* START INPUT ROWS *

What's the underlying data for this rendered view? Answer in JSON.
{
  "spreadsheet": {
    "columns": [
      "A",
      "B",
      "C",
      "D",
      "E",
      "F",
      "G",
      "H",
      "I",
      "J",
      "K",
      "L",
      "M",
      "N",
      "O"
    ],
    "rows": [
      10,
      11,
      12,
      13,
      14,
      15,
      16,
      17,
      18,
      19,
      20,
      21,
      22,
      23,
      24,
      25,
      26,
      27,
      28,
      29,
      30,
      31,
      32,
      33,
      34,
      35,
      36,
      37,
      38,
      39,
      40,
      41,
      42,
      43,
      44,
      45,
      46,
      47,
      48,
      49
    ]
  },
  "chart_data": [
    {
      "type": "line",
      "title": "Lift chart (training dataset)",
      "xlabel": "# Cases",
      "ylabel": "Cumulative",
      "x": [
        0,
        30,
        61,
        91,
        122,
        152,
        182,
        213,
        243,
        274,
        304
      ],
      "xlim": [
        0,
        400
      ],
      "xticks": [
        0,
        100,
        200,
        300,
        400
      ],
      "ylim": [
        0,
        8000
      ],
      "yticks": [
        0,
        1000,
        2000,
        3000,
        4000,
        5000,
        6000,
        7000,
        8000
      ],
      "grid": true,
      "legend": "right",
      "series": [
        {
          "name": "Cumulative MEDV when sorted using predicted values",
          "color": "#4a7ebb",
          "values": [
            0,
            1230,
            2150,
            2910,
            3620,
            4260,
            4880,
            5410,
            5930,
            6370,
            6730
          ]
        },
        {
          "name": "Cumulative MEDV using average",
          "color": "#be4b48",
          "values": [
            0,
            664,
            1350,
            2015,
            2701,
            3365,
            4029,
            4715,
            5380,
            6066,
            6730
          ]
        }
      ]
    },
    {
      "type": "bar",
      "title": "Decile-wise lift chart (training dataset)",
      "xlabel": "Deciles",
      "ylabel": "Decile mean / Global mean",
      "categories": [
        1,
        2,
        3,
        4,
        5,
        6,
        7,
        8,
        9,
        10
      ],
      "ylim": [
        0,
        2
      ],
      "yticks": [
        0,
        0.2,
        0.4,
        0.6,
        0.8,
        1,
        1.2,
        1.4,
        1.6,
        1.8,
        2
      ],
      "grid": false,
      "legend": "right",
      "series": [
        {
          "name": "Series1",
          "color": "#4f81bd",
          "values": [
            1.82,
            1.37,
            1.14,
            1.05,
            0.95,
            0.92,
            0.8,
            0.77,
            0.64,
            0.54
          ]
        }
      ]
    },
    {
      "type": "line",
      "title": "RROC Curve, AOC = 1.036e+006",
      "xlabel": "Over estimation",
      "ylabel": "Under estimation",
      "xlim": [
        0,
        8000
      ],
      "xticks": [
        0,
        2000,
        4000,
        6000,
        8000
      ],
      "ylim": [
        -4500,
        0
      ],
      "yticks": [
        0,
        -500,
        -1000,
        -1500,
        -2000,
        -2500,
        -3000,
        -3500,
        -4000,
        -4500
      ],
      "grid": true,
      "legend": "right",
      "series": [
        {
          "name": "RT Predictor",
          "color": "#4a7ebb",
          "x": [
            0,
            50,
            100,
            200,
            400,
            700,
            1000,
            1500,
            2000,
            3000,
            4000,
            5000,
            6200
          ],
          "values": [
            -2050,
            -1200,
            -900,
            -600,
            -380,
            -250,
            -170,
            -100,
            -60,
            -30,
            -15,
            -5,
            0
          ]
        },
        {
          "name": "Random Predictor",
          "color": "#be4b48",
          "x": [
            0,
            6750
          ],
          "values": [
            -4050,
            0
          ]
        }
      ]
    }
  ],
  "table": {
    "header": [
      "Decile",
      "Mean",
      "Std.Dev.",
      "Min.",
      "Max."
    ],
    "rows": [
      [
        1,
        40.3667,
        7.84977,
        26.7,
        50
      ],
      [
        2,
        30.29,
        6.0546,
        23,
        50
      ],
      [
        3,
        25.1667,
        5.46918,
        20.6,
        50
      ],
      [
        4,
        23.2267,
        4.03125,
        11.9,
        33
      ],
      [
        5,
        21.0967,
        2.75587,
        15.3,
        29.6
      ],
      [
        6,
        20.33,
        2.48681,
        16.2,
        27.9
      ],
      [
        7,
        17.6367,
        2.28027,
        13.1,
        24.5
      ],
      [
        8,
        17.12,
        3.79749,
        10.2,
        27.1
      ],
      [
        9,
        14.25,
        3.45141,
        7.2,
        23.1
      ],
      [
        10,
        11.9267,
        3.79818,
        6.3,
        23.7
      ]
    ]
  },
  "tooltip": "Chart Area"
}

* END INPUT ROWS *

EXERCISE DESCRIPTION :: Locate all lines that include the word "using" and copy them out.

THE ANSWER ::
          "name": "Cumulative MEDV when sorted using predicted values",
          "name": "Cumulative MEDV using average",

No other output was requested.